[Records from a data source]
——————————

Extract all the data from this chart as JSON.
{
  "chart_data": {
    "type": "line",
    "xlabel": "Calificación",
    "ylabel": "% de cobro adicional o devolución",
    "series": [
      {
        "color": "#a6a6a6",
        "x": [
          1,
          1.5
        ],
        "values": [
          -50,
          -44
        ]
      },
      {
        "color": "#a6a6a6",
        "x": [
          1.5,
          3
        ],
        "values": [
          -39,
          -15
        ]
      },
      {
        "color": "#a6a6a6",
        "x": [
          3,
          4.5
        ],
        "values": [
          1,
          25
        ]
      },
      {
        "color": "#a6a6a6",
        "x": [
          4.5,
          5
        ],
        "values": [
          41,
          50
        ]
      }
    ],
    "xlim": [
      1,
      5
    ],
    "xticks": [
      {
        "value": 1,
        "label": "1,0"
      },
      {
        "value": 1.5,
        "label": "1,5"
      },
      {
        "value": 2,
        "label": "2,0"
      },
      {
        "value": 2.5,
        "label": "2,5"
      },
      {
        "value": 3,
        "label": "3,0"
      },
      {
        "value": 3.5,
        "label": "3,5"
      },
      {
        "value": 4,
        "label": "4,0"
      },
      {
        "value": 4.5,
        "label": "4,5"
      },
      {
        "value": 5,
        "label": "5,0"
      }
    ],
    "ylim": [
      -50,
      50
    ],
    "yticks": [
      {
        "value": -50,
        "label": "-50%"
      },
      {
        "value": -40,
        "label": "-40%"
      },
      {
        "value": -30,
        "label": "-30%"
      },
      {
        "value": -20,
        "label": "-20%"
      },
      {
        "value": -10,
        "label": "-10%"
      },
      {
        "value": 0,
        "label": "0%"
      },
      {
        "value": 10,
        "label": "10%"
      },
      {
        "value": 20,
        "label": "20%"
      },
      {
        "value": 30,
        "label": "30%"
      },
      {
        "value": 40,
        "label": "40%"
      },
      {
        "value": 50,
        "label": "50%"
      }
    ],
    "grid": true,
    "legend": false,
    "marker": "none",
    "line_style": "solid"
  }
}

——————————

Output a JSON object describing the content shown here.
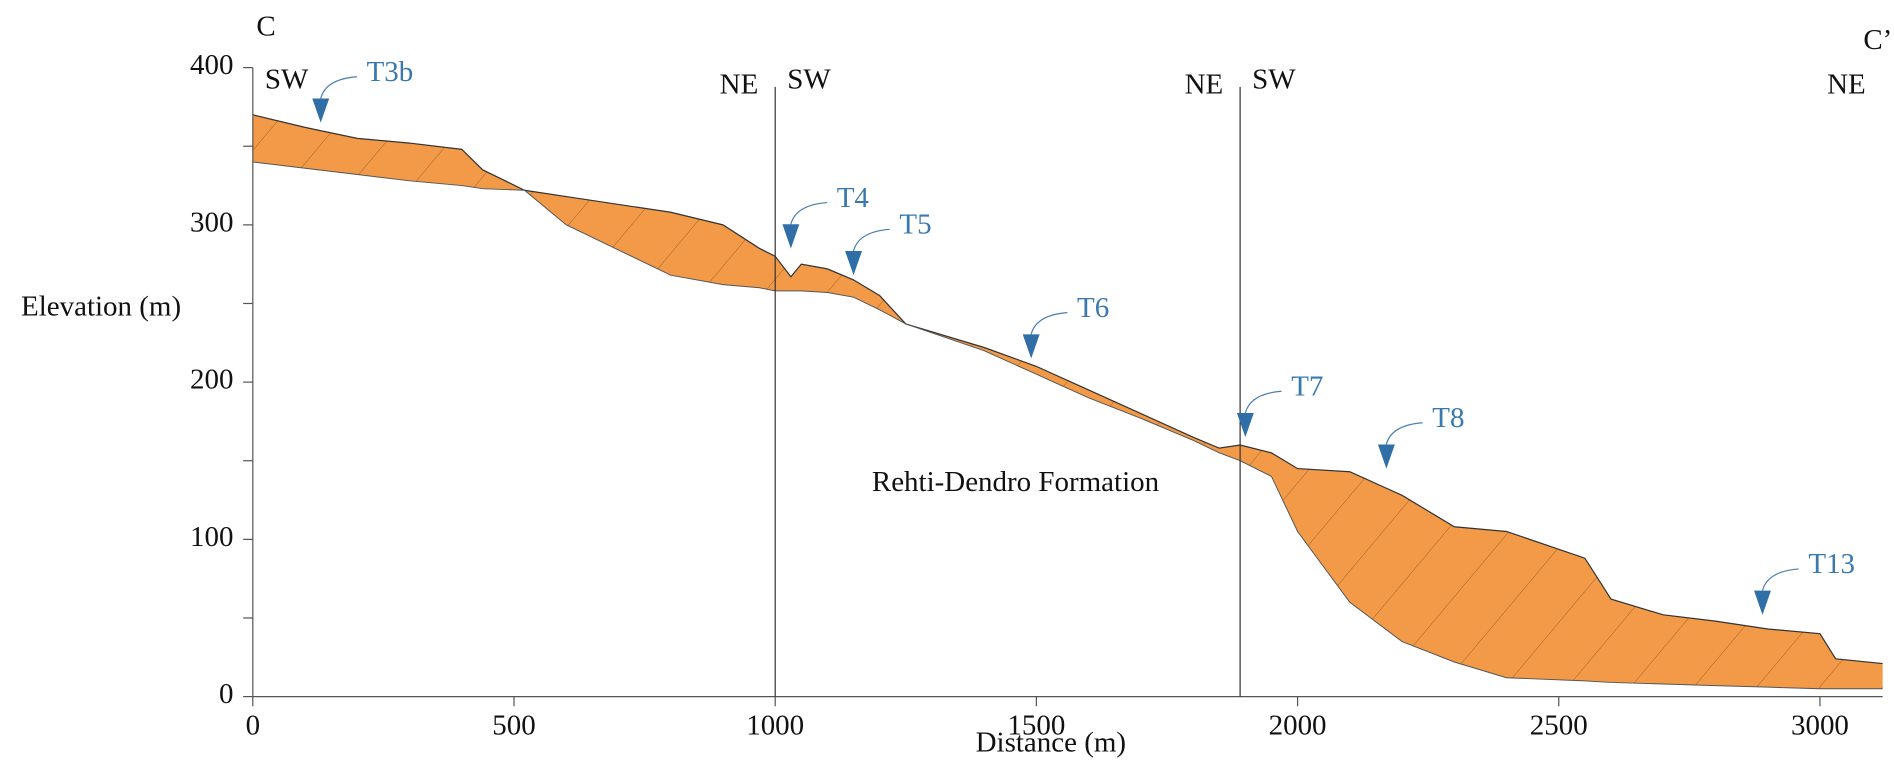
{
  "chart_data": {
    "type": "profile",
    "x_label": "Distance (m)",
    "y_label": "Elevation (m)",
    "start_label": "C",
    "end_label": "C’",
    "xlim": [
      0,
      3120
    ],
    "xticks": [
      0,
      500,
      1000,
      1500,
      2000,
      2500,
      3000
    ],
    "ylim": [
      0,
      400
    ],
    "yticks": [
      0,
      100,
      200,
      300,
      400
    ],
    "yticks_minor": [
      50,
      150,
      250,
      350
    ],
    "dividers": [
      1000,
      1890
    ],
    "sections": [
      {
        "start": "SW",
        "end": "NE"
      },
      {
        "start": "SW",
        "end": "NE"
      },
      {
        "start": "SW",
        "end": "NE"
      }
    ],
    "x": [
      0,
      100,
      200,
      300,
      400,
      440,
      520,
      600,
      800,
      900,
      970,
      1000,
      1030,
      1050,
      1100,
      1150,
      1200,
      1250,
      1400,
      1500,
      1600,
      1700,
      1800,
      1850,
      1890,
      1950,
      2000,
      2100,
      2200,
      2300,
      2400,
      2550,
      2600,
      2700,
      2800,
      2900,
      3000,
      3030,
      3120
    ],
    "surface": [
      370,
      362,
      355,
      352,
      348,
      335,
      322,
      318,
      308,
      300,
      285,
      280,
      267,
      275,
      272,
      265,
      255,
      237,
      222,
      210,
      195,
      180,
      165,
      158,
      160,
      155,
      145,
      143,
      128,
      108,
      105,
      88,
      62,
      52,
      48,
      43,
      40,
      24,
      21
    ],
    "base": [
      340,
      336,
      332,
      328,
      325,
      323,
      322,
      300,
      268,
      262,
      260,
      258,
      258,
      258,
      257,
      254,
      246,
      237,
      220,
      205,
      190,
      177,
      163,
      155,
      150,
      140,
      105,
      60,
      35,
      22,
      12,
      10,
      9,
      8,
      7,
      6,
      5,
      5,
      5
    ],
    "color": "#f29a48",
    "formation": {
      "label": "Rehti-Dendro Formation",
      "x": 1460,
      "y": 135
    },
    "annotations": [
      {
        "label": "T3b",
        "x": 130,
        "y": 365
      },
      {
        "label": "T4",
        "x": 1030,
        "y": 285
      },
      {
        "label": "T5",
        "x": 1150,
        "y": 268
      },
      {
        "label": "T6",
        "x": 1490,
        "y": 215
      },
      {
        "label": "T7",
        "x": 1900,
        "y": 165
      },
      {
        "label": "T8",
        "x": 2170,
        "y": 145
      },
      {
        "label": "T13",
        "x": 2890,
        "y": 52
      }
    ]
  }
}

——————————

State the number of lines that contain the string "JSON", with no other words.

◆ WRITTEN REPLY
2